- [Aim] Copy every record below character for character, keeping each line as it stands.

- [Task input]
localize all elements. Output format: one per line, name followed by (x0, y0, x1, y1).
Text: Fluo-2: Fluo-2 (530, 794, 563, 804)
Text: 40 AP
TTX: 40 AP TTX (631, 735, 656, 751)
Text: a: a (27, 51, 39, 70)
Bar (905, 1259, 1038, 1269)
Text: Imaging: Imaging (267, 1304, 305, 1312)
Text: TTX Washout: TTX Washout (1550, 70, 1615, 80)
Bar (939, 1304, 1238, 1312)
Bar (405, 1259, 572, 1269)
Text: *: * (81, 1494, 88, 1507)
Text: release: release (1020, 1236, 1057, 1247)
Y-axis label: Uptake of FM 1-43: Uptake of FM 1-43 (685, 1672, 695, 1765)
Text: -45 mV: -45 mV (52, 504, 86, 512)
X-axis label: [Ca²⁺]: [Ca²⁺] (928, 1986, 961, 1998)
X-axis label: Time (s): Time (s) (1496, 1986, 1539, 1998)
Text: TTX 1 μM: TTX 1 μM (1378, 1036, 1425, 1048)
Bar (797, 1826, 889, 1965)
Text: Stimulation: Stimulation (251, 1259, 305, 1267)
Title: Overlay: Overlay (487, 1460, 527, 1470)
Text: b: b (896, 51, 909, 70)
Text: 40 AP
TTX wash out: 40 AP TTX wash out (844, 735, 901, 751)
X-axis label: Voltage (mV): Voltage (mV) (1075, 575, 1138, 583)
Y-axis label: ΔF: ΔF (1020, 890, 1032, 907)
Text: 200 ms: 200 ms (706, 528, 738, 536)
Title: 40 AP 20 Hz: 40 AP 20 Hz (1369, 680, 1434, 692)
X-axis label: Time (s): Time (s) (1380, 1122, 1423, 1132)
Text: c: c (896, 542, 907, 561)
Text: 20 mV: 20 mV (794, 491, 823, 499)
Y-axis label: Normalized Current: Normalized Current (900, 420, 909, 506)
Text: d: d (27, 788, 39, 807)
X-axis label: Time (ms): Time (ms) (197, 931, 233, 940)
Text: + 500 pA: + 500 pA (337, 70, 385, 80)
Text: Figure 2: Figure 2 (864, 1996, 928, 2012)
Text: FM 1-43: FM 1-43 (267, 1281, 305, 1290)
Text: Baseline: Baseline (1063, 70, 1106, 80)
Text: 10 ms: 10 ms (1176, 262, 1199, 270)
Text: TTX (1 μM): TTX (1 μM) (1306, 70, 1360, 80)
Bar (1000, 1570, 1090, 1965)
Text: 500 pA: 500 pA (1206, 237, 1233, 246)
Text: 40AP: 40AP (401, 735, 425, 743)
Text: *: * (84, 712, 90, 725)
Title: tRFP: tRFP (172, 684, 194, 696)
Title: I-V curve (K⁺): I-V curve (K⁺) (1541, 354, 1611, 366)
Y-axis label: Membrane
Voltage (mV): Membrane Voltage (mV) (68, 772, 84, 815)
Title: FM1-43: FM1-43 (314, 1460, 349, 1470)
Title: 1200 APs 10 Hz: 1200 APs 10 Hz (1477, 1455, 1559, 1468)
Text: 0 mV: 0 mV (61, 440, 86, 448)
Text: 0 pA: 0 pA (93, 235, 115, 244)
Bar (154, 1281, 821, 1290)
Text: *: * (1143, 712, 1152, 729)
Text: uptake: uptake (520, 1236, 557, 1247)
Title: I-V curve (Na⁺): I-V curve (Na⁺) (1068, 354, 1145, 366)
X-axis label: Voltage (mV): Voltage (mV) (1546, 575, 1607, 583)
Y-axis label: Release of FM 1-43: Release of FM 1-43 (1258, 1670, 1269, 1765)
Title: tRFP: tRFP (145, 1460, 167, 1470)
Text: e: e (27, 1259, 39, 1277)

- [Response below]
localize all elements. Output format: one per line, name followed by (x0, y0, x1, y1).
Text: Fluo-2: Fluo-2 (530, 794, 563, 804)
Text: 40 AP
TTX: 40 AP TTX (631, 735, 656, 751)
Text: a: a (27, 51, 39, 70)
Bar (905, 1259, 1038, 1269)
Text: Imaging: Imaging (267, 1304, 305, 1312)
Text: TTX Washout: TTX Washout (1550, 70, 1615, 80)
Bar (939, 1304, 1238, 1312)
Bar (405, 1259, 572, 1269)
Text: *: * (81, 1494, 88, 1507)
Text: release: release (1020, 1236, 1057, 1247)
Y-axis label: Uptake of FM 1-43: Uptake of FM 1-43 (685, 1672, 695, 1765)
Text: -45 mV: -45 mV (52, 504, 86, 512)
X-axis label: [Ca²⁺]: [Ca²⁺] (928, 1986, 961, 1998)
X-axis label: Time (s): Time (s) (1496, 1986, 1539, 1998)
Text: TTX 1 μM: TTX 1 μM (1378, 1036, 1425, 1048)
Bar (797, 1826, 889, 1965)
Text: Stimulation: Stimulation (251, 1259, 305, 1267)
Title: Overlay: Overlay (487, 1460, 527, 1470)
Text: b: b (896, 51, 909, 70)
Text: 40 AP
TTX wash out: 40 AP TTX wash out (844, 735, 901, 751)
X-axis label: Voltage (mV): Voltage (mV) (1075, 575, 1138, 583)
Y-axis label: ΔF: ΔF (1020, 890, 1032, 907)
Text: 200 ms: 200 ms (706, 528, 738, 536)
Title: 40 AP 20 Hz: 40 AP 20 Hz (1369, 680, 1434, 692)
X-axis label: Time (s): Time (s) (1380, 1122, 1423, 1132)
Text: c: c (896, 542, 907, 561)
Text: 20 mV: 20 mV (794, 491, 823, 499)
Y-axis label: Normalized Current: Normalized Current (900, 420, 909, 506)
Text: d: d (27, 788, 39, 807)
X-axis label: Time (ms): Time (ms) (197, 931, 233, 940)
Text: + 500 pA: + 500 pA (337, 70, 385, 80)
Text: Figure 2: Figure 2 (864, 1996, 928, 2012)
Text: FM 1-43: FM 1-43 (267, 1281, 305, 1290)
Text: Baseline: Baseline (1063, 70, 1106, 80)
Text: 10 ms: 10 ms (1176, 262, 1199, 270)
Text: TTX (1 μM): TTX (1 μM) (1306, 70, 1360, 80)
Bar (1000, 1570, 1090, 1965)
Text: 500 pA: 500 pA (1206, 237, 1233, 246)
Text: 40AP: 40AP (401, 735, 425, 743)
Text: *: * (84, 712, 90, 725)
Title: tRFP: tRFP (172, 684, 194, 696)
Title: I-V curve (K⁺): I-V curve (K⁺) (1541, 354, 1611, 366)
Y-axis label: Membrane
Voltage (mV): Membrane Voltage (mV) (68, 772, 84, 815)
Title: FM1-43: FM1-43 (314, 1460, 349, 1470)
Title: 1200 APs 10 Hz: 1200 APs 10 Hz (1477, 1455, 1559, 1468)
Text: 0 mV: 0 mV (61, 440, 86, 448)
Text: 0 pA: 0 pA (93, 235, 115, 244)
Bar (154, 1281, 821, 1290)
Text: *: * (1143, 712, 1152, 729)
Text: uptake: uptake (520, 1236, 557, 1247)
Title: I-V curve (Na⁺): I-V curve (Na⁺) (1068, 354, 1145, 366)
X-axis label: Voltage (mV): Voltage (mV) (1546, 575, 1607, 583)
Y-axis label: Release of FM 1-43: Release of FM 1-43 (1258, 1670, 1269, 1765)
Title: tRFP: tRFP (145, 1460, 167, 1470)
Text: e: e (27, 1259, 39, 1277)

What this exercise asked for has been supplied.